Restate the entire listing word for word.

Data extracted from a collection

○ ○ ○ ○ ○ ○ ○

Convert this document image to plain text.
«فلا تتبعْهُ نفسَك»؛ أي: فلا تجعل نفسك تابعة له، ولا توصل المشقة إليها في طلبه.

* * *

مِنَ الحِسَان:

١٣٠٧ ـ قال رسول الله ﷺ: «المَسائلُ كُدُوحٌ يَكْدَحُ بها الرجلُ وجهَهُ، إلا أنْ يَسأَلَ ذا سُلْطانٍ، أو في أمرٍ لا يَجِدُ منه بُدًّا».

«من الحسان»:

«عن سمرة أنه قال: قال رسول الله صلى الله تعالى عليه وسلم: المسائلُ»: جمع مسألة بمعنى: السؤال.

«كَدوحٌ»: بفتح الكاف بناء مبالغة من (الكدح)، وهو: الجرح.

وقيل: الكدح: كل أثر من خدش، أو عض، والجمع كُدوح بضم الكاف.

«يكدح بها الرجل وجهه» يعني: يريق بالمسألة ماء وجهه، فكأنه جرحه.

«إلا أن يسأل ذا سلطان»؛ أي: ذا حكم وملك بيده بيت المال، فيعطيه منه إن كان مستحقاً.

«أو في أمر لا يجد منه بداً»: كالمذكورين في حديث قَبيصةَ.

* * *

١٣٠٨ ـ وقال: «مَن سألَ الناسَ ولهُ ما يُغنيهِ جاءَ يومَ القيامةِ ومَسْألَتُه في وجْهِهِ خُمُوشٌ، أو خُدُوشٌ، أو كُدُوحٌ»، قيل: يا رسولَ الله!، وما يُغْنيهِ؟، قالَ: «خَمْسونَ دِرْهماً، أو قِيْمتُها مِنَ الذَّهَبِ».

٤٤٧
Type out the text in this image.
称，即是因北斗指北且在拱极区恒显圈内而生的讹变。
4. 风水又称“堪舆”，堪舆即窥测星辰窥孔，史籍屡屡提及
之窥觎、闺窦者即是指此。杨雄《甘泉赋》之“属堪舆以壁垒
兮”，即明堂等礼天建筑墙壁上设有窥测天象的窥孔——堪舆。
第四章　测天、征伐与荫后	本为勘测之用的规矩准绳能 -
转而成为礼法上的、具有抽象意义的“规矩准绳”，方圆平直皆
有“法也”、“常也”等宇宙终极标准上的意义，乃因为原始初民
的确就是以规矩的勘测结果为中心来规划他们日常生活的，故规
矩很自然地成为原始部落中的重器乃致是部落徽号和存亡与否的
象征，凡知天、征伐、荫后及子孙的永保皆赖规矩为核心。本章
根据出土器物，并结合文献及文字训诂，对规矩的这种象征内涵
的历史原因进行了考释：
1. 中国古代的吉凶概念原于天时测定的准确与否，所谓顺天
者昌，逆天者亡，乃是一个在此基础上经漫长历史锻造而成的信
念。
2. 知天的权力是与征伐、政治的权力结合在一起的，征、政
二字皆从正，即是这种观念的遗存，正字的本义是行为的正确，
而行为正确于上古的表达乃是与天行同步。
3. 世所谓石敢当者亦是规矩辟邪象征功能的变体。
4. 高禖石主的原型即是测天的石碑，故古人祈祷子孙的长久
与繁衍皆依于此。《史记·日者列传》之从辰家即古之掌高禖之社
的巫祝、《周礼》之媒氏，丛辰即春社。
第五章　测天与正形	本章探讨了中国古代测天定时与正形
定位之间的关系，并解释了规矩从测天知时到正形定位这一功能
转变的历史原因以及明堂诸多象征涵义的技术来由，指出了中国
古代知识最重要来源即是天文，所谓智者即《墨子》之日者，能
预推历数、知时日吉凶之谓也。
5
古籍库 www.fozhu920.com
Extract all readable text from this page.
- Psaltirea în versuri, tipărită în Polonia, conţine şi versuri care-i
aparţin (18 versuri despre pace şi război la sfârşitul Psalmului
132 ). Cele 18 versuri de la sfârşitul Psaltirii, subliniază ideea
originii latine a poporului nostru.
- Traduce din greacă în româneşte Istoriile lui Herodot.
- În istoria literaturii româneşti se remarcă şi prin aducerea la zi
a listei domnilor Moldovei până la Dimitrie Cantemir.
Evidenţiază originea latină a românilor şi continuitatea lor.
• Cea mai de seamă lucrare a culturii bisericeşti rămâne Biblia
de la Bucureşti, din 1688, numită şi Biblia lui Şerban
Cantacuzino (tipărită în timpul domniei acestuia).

○ ○ ○ ○ ○ ○ ○

> _THE OUTPUT_
Convert this document image to plain text.
«فلا تتبعْهُ نفسَك»؛ أي: فلا تجعل نفسك تابعة له، ولا توصل المشقة إليها في طلبه.

* * *

مِنَ الحِسَان:

١٣٠٧ ـ قال رسول الله ﷺ: «المَسائلُ كُدُوحٌ يَكْدَحُ بها الرجلُ وجهَهُ، إلا أنْ يَسأَلَ ذا سُلْطانٍ، أو في أمرٍ لا يَجِدُ منه بُدًّا».

«من الحسان»:

«عن سمرة أنه قال: قال رسول الله صلى الله تعالى عليه وسلم: المسائلُ»: جمع مسألة بمعنى: السؤال.

«كَدوحٌ»: بفتح الكاف بناء مبالغة من (الكدح)، وهو: الجرح.

وقيل: الكدح: كل أثر من خدش، أو عض، والجمع كُدوح بضم الكاف.

«يكدح بها الرجل وجهه» يعني: يريق بالمسألة ماء وجهه، فكأنه جرحه.

«إلا أن يسأل ذا سلطان»؛ أي: ذا حكم وملك بيده بيت المال، فيعطيه منه إن كان مستحقاً.

«أو في أمر لا يجد منه بداً»: كالمذكورين في حديث قَبيصةَ.

* * *

١٣٠٨ ـ وقال: «مَن سألَ الناسَ ولهُ ما يُغنيهِ جاءَ يومَ القيامةِ ومَسْألَتُه في وجْهِهِ خُمُوشٌ، أو خُدُوشٌ، أو كُدُوحٌ»، قيل: يا رسولَ الله!، وما يُغْنيهِ؟، قالَ: «خَمْسونَ دِرْهماً، أو قِيْمتُها مِنَ الذَّهَبِ».

٤٤٧
Type out the text in this image.
称，即是因北斗指北且在拱极区恒显圈内而生的讹变。
4. 风水又称“堪舆”，堪舆即窥测星辰窥孔，史籍屡屡提及
之窥觎、闺窦者即是指此。杨雄《甘泉赋》之“属堪舆以壁垒
兮”，即明堂等礼天建筑墙壁上设有窥测天象的窥孔——堪舆。
第四章　测天、征伐与荫后	本为勘测之用的规矩准绳能 -
转而成为礼法上的、具有抽象意义的“规矩准绳”，方圆平直皆
有“法也”、“常也”等宇宙终极标准上的意义，乃因为原始初民
的确就是以规矩的勘测结果为中心来规划他们日常生活的，故规
矩很自然地成为原始部落中的重器乃致是部落徽号和存亡与否的
象征，凡知天、征伐、荫后及子孙的永保皆赖规矩为核心。本章
根据出土器物，并结合文献及文字训诂，对规矩的这种象征内涵
的历史原因进行了考释：
1. 中国古代的吉凶概念原于天时测定的准确与否，所谓顺天
者昌，逆天者亡，乃是一个在此基础上经漫长历史锻造而成的信
念。
2. 知天的权力是与征伐、政治的权力结合在一起的，征、政
二字皆从正，即是这种观念的遗存，正字的本义是行为的正确，
而行为正确于上古的表达乃是与天行同步。
3. 世所谓石敢当者亦是规矩辟邪象征功能的变体。
4. 高禖石主的原型即是测天的石碑，故古人祈祷子孙的长久
与繁衍皆依于此。《史记·日者列传》之从辰家即古之掌高禖之社
的巫祝、《周礼》之媒氏，丛辰即春社。
第五章　测天与正形	本章探讨了中国古代测天定时与正形
定位之间的关系，并解释了规矩从测天知时到正形定位这一功能
转变的历史原因以及明堂诸多象征涵义的技术来由，指出了中国
古代知识最重要来源即是天文，所谓智者即《墨子》之日者，能
预推历数、知时日吉凶之谓也。
5
古籍库 www.fozhu920.com
Extract all readable text from this page.
- Psaltirea în versuri, tipărită în Polonia, conţine şi versuri care-i
aparţin (18 versuri despre pace şi război la sfârşitul Psalmului
132 ). Cele 18 versuri de la sfârşitul Psaltirii, subliniază ideea
originii latine a poporului nostru.
- Traduce din greacă în româneşte Istoriile lui Herodot.
- În istoria literaturii româneşti se remarcă şi prin aducerea la zi
a listei domnilor Moldovei până la Dimitrie Cantemir.
Evidenţiază originea latină a românilor şi continuitatea lor.
• Cea mai de seamă lucrare a culturii bisericeşti rămâne Biblia
de la Bucureşti, din 1688, numită şi Biblia lui Şerban
Cantacuzino (tipărită în timpul domniei acestuia).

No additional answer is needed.